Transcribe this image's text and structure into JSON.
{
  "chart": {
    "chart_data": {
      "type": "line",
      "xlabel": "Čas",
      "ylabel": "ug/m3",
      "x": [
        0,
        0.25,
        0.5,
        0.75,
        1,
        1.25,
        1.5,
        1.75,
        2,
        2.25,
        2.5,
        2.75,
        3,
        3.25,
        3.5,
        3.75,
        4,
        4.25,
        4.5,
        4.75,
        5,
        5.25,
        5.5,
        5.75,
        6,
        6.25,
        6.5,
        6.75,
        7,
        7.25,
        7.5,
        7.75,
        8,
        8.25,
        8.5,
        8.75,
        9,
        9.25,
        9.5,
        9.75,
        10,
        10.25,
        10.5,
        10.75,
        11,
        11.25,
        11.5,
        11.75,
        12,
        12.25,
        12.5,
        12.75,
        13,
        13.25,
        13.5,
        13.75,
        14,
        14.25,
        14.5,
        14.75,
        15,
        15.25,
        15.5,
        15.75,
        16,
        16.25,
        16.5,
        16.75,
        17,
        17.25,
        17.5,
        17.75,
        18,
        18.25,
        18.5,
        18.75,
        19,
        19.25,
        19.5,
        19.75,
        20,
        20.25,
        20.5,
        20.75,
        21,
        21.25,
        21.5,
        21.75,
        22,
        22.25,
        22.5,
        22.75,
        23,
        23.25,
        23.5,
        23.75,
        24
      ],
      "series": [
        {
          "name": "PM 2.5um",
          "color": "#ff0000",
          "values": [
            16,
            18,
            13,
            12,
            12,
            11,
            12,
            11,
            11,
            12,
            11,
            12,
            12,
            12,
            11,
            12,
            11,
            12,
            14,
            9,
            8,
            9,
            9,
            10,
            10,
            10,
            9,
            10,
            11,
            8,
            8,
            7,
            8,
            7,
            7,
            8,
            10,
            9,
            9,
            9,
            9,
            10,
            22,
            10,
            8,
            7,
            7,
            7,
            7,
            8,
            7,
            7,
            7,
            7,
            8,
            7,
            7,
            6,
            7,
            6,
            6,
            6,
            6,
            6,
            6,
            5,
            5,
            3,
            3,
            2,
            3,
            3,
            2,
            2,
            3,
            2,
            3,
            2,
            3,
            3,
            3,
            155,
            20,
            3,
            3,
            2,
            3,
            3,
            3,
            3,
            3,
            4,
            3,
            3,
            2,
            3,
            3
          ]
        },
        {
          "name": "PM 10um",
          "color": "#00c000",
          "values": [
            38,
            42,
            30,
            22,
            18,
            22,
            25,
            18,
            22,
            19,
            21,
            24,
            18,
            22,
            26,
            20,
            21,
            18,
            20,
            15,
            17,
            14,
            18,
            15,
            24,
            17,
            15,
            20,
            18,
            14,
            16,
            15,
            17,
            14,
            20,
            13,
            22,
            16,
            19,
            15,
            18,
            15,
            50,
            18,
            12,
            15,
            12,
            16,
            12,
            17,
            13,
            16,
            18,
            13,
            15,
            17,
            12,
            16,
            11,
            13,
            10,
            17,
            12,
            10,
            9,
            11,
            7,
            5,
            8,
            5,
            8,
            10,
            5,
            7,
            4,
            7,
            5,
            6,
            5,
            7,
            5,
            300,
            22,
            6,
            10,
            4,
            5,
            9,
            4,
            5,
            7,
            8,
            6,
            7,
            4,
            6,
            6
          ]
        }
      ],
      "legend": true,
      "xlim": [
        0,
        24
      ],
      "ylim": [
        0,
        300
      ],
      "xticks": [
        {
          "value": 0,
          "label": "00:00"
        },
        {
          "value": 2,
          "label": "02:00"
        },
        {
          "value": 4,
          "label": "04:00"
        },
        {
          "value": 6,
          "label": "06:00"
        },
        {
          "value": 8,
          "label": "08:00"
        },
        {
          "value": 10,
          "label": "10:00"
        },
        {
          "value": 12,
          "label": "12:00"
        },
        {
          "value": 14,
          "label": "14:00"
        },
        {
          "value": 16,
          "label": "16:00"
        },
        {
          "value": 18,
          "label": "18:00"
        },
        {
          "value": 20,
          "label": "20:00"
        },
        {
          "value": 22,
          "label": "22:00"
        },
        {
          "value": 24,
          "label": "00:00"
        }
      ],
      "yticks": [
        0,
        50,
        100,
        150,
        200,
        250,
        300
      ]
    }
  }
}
☆ ☆ ☆ ☆ ☆
The request
All of the records must be repeated exactly.

Task solution
Transcribe this image's text and structure into JSON.
{
  "chart": {
    "chart_data": {
      "type": "line",
      "xlabel": "Čas",
      "ylabel": "ug/m3",
      "x": [
        0,
        0.25,
        0.5,
        0.75,
        1,
        1.25,
        1.5,
        1.75,
        2,
        2.25,
        2.5,
        2.75,
        3,
        3.25,
        3.5,
        3.75,
        4,
        4.25,
        4.5,
        4.75,
        5,
        5.25,
        5.5,
        5.75,
        6,
        6.25,
        6.5,
        6.75,
        7,
        7.25,
        7.5,
        7.75,
        8,
        8.25,
        8.5,
        8.75,
        9,
        9.25,
        9.5,
        9.75,
        10,
        10.25,
        10.5,
        10.75,
        11,
        11.25,
        11.5,
        11.75,
        12,
        12.25,
        12.5,
        12.75,
        13,
        13.25,
        13.5,
        13.75,
        14,
        14.25,
        14.5,
        14.75,
        15,
        15.25,
        15.5,
        15.75,
        16,
        16.25,
        16.5,
        16.75,
        17,
        17.25,
        17.5,
        17.75,
        18,
        18.25,
        18.5,
        18.75,
        19,
        19.25,
        19.5,
        19.75,
        20,
        20.25,
        20.5,
        20.75,
        21,
        21.25,
        21.5,
        21.75,
        22,
        22.25,
        22.5,
        22.75,
        23,
        23.25,
        23.5,
        23.75,
        24
      ],
      "series": [
        {
          "name": "PM 2.5um",
          "color": "#ff0000",
          "values": [
            16,
            18,
            13,
            12,
            12,
            11,
            12,
            11,
            11,
            12,
            11,
            12,
            12,
            12,
            11,
            12,
            11,
            12,
            14,
            9,
            8,
            9,
            9,
            10,
            10,
            10,
            9,
            10,
            11,
            8,
            8,
            7,
            8,
            7,
            7,
            8,
            10,
            9,
            9,
            9,
            9,
            10,
            22,
            10,
            8,
            7,
            7,
            7,
            7,
            8,
            7,
            7,
            7,
            7,
            8,
            7,
            7,
            6,
            7,
            6,
            6,
            6,
            6,
            6,
            6,
            5,
            5,
            3,
            3,
            2,
            3,
            3,
            2,
            2,
            3,
            2,
            3,
            2,
            3,
            3,
            3,
            155,
            20,
            3,
            3,
            2,
            3,
            3,
            3,
            3,
            3,
            4,
            3,
            3,
            2,
            3,
            3
          ]
        },
        {
          "name": "PM 10um",
          "color": "#00c000",
          "values": [
            38,
            42,
            30,
            22,
            18,
            22,
            25,
            18,
            22,
            19,
            21,
            24,
            18,
            22,
            26,
            20,
            21,
            18,
            20,
            15,
            17,
            14,
            18,
            15,
            24,
            17,
            15,
            20,
            18,
            14,
            16,
            15,
            17,
            14,
            20,
            13,
            22,
            16,
            19,
            15,
            18,
            15,
            50,
            18,
            12,
            15,
            12,
            16,
            12,
            17,
            13,
            16,
            18,
            13,
            15,
            17,
            12,
            16,
            11,
            13,
            10,
            17,
            12,
            10,
            9,
            11,
            7,
            5,
            8,
            5,
            8,
            10,
            5,
            7,
            4,
            7,
            5,
            6,
            5,
            7,
            5,
            300,
            22,
            6,
            10,
            4,
            5,
            9,
            4,
            5,
            7,
            8,
            6,
            7,
            4,
            6,
            6
          ]
        }
      ],
      "legend": true,
      "xlim": [
        0,
        24
      ],
      "ylim": [
        0,
        300
      ],
      "xticks": [
        {
          "value": 0,
          "label": "00:00"
        },
        {
          "value": 2,
          "label": "02:00"
        },
        {
          "value": 4,
          "label": "04:00"
        },
        {
          "value": 6,
          "label": "06:00"
        },
        {
          "value": 8,
          "label": "08:00"
        },
        {
          "value": 10,
          "label": "10:00"
        },
        {
          "value": 12,
          "label": "12:00"
        },
        {
          "value": 14,
          "label": "14:00"
        },
        {
          "value": 16,
          "label": "16:00"
        },
        {
          "value": 18,
          "label": "18:00"
        },
        {
          "value": 20,
          "label": "20:00"
        },
        {
          "value": 22,
          "label": "22:00"
        },
        {
          "value": 24,
          "label": "00:00"
        }
      ],
      "yticks": [
        0,
        50,
        100,
        150,
        200,
        250,
        300
      ]
    }
  }
}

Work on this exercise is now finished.